— BEGIN Input data —

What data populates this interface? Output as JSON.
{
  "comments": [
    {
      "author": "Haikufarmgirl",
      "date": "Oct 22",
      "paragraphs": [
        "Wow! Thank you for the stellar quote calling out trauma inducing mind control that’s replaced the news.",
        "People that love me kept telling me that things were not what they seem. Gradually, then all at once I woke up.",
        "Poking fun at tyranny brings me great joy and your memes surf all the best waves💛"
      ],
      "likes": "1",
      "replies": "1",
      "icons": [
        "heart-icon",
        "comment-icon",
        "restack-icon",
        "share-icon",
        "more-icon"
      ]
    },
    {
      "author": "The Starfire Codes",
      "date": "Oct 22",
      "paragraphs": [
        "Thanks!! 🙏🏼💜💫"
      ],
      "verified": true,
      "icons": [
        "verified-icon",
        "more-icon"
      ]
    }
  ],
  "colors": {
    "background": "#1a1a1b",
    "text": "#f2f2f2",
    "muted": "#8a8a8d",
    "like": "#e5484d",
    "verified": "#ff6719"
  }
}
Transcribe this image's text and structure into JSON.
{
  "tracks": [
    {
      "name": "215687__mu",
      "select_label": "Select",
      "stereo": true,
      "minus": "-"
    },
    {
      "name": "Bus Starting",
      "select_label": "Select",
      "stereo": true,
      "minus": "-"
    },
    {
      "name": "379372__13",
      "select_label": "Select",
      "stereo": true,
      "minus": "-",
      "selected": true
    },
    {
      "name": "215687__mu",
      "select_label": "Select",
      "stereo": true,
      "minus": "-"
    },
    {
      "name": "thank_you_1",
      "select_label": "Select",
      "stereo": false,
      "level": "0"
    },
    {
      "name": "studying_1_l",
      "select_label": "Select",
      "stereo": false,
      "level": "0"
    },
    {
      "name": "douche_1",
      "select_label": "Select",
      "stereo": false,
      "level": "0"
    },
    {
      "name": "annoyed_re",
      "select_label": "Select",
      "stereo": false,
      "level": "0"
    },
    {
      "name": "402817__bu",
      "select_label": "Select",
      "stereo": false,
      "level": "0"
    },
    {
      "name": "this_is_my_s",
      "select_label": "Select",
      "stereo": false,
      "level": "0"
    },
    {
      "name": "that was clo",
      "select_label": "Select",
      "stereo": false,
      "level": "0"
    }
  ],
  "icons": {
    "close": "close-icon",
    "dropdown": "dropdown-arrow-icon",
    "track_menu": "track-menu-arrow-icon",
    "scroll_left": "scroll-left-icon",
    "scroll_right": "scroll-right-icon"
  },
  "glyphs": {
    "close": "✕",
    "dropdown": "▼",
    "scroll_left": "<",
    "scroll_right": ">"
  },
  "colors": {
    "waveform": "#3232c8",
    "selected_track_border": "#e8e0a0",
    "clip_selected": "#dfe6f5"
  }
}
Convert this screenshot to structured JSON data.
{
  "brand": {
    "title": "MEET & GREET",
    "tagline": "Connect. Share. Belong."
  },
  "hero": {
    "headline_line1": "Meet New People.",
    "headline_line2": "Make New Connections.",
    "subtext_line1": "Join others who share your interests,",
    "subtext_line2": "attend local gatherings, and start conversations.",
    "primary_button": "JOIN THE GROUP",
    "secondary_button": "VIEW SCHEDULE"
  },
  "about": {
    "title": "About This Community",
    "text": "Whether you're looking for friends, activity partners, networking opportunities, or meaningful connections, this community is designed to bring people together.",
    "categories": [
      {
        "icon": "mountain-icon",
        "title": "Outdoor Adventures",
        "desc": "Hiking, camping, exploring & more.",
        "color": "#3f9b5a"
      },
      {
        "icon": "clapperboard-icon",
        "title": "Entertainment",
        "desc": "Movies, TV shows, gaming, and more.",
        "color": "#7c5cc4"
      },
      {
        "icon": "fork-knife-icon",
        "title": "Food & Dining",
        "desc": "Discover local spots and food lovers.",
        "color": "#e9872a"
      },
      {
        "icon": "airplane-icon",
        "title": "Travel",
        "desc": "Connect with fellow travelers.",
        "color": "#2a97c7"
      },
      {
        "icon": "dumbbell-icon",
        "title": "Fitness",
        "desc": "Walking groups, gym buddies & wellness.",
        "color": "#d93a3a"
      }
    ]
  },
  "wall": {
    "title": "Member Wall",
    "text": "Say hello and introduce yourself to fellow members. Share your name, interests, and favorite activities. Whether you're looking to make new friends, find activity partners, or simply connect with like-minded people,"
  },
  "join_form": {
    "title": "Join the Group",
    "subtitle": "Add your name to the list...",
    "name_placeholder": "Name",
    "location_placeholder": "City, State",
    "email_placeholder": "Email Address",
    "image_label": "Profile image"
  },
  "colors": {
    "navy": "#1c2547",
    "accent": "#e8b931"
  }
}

— END Input data —

- [Work to do]:
Give back the data above exactly as it appears.

- [Correct answer]:
What data populates this interface? Output as JSON.
{
  "comments": [
    {
      "author": "Haikufarmgirl",
      "date": "Oct 22",
      "paragraphs": [
        "Wow! Thank you for the stellar quote calling out trauma inducing mind control that’s replaced the news.",
        "People that love me kept telling me that things were not what they seem. Gradually, then all at once I woke up.",
        "Poking fun at tyranny brings me great joy and your memes surf all the best waves💛"
      ],
      "likes": "1",
      "replies": "1",
      "icons": [
        "heart-icon",
        "comment-icon",
        "restack-icon",
        "share-icon",
        "more-icon"
      ]
    },
    {
      "author": "The Starfire Codes",
      "date": "Oct 22",
      "paragraphs": [
        "Thanks!! 🙏🏼💜💫"
      ],
      "verified": true,
      "icons": [
        "verified-icon",
        "more-icon"
      ]
    }
  ],
  "colors": {
    "background": "#1a1a1b",
    "text": "#f2f2f2",
    "muted": "#8a8a8d",
    "like": "#e5484d",
    "verified": "#ff6719"
  }
}
Transcribe this image's text and structure into JSON.
{
  "tracks": [
    {
      "name": "215687__mu",
      "select_label": "Select",
      "stereo": true,
      "minus": "-"
    },
    {
      "name": "Bus Starting",
      "select_label": "Select",
      "stereo": true,
      "minus": "-"
    },
    {
      "name": "379372__13",
      "select_label": "Select",
      "stereo": true,
      "minus": "-",
      "selected": true
    },
    {
      "name": "215687__mu",
      "select_label": "Select",
      "stereo": true,
      "minus": "-"
    },
    {
      "name": "thank_you_1",
      "select_label": "Select",
      "stereo": false,
      "level": "0"
    },
    {
      "name": "studying_1_l",
      "select_label": "Select",
      "stereo": false,
      "level": "0"
    },
    {
      "name": "douche_1",
      "select_label": "Select",
      "stereo": false,
      "level": "0"
    },
    {
      "name": "annoyed_re",
      "select_label": "Select",
      "stereo": false,
      "level": "0"
    },
    {
      "name": "402817__bu",
      "select_label": "Select",
      "stereo": false,
      "level": "0"
    },
    {
      "name": "this_is_my_s",
      "select_label": "Select",
      "stereo": false,
      "level": "0"
    },
    {
      "name": "that was clo",
      "select_label": "Select",
      "stereo": false,
      "level": "0"
    }
  ],
  "icons": {
    "close": "close-icon",
    "dropdown": "dropdown-arrow-icon",
    "track_menu": "track-menu-arrow-icon",
    "scroll_left": "scroll-left-icon",
    "scroll_right": "scroll-right-icon"
  },
  "glyphs": {
    "close": "✕",
    "dropdown": "▼",
    "scroll_left": "<",
    "scroll_right": ">"
  },
  "colors": {
    "waveform": "#3232c8",
    "selected_track_border": "#e8e0a0",
    "clip_selected": "#dfe6f5"
  }
}
Convert this screenshot to structured JSON data.
{
  "brand": {
    "title": "MEET & GREET",
    "tagline": "Connect. Share. Belong."
  },
  "hero": {
    "headline_line1": "Meet New People.",
    "headline_line2": "Make New Connections.",
    "subtext_line1": "Join others who share your interests,",
    "subtext_line2": "attend local gatherings, and start conversations.",
    "primary_button": "JOIN THE GROUP",
    "secondary_button": "VIEW SCHEDULE"
  },
  "about": {
    "title": "About This Community",
    "text": "Whether you're looking for friends, activity partners, networking opportunities, or meaningful connections, this community is designed to bring people together.",
    "categories": [
      {
        "icon": "mountain-icon",
        "title": "Outdoor Adventures",
        "desc": "Hiking, camping, exploring & more.",
        "color": "#3f9b5a"
      },
      {
        "icon": "clapperboard-icon",
        "title": "Entertainment",
        "desc": "Movies, TV shows, gaming, and more.",
        "color": "#7c5cc4"
      },
      {
        "icon": "fork-knife-icon",
        "title": "Food & Dining",
        "desc": "Discover local spots and food lovers.",
        "color": "#e9872a"
      },
      {
        "icon": "airplane-icon",
        "title": "Travel",
        "desc": "Connect with fellow travelers.",
        "color": "#2a97c7"
      },
      {
        "icon": "dumbbell-icon",
        "title": "Fitness",
        "desc": "Walking groups, gym buddies & wellness.",
        "color": "#d93a3a"
      }
    ]
  },
  "wall": {
    "title": "Member Wall",
    "text": "Say hello and introduce yourself to fellow members. Share your name, interests, and favorite activities. Whether you're looking to make new friends, find activity partners, or simply connect with like-minded people,"
  },
  "join_form": {
    "title": "Join the Group",
    "subtitle": "Add your name to the list...",
    "name_placeholder": "Name",
    "location_placeholder": "City, State",
    "email_placeholder": "Email Address",
    "image_label": "Profile image"
  },
  "colors": {
    "navy": "#1c2547",
    "accent": "#e8b931"
  }
}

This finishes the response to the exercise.